** start of INPUT ROWS **

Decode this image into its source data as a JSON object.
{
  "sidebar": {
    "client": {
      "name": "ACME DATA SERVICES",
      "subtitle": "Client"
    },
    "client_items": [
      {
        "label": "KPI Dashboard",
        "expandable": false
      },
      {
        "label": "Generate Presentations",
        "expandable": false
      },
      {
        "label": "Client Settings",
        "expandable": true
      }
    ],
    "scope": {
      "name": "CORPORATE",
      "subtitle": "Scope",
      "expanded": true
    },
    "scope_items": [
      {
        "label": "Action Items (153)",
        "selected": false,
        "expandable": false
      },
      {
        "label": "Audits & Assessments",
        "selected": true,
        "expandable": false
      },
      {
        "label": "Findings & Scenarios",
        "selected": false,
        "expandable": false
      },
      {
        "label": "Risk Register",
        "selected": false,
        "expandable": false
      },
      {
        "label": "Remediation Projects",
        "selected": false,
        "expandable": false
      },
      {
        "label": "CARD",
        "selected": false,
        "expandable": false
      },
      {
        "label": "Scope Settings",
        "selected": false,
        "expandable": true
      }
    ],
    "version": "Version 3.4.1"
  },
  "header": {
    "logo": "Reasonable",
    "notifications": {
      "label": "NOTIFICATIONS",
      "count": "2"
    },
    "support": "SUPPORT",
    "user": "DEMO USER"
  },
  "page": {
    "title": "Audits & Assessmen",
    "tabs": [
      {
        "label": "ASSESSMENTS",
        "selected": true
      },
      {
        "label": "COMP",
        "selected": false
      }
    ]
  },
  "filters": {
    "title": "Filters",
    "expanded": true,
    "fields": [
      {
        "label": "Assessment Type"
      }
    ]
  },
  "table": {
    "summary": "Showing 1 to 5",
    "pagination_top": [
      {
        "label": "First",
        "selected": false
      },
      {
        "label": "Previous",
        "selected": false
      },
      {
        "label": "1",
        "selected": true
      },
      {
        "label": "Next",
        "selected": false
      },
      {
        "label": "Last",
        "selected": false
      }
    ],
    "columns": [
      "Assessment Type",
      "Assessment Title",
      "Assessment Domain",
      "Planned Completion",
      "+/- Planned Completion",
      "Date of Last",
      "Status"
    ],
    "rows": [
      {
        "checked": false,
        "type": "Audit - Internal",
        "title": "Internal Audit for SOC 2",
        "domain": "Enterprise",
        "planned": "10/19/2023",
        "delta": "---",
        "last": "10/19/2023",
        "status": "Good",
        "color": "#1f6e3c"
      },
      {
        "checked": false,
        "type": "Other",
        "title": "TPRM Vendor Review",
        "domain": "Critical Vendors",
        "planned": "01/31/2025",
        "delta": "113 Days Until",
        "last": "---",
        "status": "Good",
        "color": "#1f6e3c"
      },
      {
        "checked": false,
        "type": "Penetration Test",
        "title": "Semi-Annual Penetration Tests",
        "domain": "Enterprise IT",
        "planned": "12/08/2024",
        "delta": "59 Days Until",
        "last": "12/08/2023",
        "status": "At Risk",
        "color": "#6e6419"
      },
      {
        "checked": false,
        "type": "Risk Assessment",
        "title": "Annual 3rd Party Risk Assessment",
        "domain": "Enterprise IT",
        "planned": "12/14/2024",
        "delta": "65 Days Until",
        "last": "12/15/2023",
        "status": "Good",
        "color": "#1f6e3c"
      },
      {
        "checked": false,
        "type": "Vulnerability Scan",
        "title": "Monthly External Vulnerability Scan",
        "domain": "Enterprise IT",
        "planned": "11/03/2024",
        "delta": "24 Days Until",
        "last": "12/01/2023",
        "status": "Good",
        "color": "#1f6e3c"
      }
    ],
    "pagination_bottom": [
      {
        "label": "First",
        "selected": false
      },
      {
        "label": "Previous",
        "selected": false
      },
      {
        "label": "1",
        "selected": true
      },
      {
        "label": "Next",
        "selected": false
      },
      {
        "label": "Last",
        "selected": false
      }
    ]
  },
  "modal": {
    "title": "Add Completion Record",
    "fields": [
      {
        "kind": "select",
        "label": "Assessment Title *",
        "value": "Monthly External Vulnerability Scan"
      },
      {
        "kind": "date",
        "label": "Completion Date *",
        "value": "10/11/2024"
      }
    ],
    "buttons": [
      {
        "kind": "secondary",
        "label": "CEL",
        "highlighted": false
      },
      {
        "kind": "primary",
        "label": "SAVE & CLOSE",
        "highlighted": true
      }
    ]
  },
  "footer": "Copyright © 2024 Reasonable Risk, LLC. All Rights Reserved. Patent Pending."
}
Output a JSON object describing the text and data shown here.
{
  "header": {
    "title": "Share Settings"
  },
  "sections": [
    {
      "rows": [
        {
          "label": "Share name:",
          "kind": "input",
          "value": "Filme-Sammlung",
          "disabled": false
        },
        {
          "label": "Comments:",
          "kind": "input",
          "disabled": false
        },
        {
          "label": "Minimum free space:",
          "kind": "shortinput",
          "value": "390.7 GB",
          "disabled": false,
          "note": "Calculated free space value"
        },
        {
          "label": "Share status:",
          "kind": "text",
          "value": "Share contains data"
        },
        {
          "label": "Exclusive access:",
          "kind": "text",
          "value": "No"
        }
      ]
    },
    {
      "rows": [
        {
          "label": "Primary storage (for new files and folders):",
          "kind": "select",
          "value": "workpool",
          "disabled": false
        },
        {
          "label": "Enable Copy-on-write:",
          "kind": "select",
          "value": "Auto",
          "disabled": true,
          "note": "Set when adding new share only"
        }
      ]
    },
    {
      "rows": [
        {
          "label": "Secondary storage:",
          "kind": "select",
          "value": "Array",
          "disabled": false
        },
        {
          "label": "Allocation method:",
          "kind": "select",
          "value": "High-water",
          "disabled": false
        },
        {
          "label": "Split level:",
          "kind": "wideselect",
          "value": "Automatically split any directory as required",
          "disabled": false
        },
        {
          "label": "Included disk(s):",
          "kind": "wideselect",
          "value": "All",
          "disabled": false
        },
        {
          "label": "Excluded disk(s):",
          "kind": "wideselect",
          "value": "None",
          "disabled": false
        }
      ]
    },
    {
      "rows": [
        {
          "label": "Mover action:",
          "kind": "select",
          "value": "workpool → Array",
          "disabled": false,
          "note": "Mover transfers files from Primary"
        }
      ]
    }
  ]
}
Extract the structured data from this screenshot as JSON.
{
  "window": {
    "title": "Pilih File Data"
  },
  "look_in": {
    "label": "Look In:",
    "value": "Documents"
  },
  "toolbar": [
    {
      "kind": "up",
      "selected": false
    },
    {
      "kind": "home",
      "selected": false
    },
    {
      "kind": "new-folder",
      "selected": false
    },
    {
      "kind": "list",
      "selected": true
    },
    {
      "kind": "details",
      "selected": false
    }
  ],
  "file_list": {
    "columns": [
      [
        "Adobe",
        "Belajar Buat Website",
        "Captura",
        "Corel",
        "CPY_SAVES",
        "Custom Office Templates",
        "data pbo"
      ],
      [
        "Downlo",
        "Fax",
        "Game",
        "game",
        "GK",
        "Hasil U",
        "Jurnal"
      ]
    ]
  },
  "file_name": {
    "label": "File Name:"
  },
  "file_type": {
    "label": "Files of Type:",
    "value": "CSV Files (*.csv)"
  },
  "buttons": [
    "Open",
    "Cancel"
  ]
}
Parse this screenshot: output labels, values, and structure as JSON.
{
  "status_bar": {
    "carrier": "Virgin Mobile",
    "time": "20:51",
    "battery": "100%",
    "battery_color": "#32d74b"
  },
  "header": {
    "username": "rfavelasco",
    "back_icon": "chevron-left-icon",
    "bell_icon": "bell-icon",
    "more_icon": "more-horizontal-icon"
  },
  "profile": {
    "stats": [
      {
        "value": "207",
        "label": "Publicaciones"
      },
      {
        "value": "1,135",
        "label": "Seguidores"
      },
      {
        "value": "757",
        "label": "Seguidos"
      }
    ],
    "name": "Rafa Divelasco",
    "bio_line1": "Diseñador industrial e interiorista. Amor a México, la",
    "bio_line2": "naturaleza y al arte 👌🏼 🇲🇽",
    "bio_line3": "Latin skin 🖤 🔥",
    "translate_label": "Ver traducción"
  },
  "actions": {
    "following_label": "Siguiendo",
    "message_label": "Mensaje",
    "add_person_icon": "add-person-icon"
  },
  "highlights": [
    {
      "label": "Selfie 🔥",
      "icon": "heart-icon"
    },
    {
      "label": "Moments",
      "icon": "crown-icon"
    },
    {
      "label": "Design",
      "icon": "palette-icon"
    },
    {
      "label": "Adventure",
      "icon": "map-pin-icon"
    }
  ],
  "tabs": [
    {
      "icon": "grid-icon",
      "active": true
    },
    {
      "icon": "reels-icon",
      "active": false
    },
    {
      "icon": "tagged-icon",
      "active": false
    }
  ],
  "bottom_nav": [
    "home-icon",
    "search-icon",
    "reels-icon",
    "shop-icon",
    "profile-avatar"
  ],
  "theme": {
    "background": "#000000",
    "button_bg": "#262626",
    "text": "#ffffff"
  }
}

** end of INPUT ROWS **

■ WRITTEN PROBLEM
Look through the listing and extract every line with "true" in it.

■ COMPLETED TASK
        "expandable": true
      "expanded": true
        "selected": true,
        "expandable": true
        "selected": true
    "expanded": true,
        "selected": true
        "selected": true
        "highlighted": true
          "disabled": true,
      "selected": true
      "active": true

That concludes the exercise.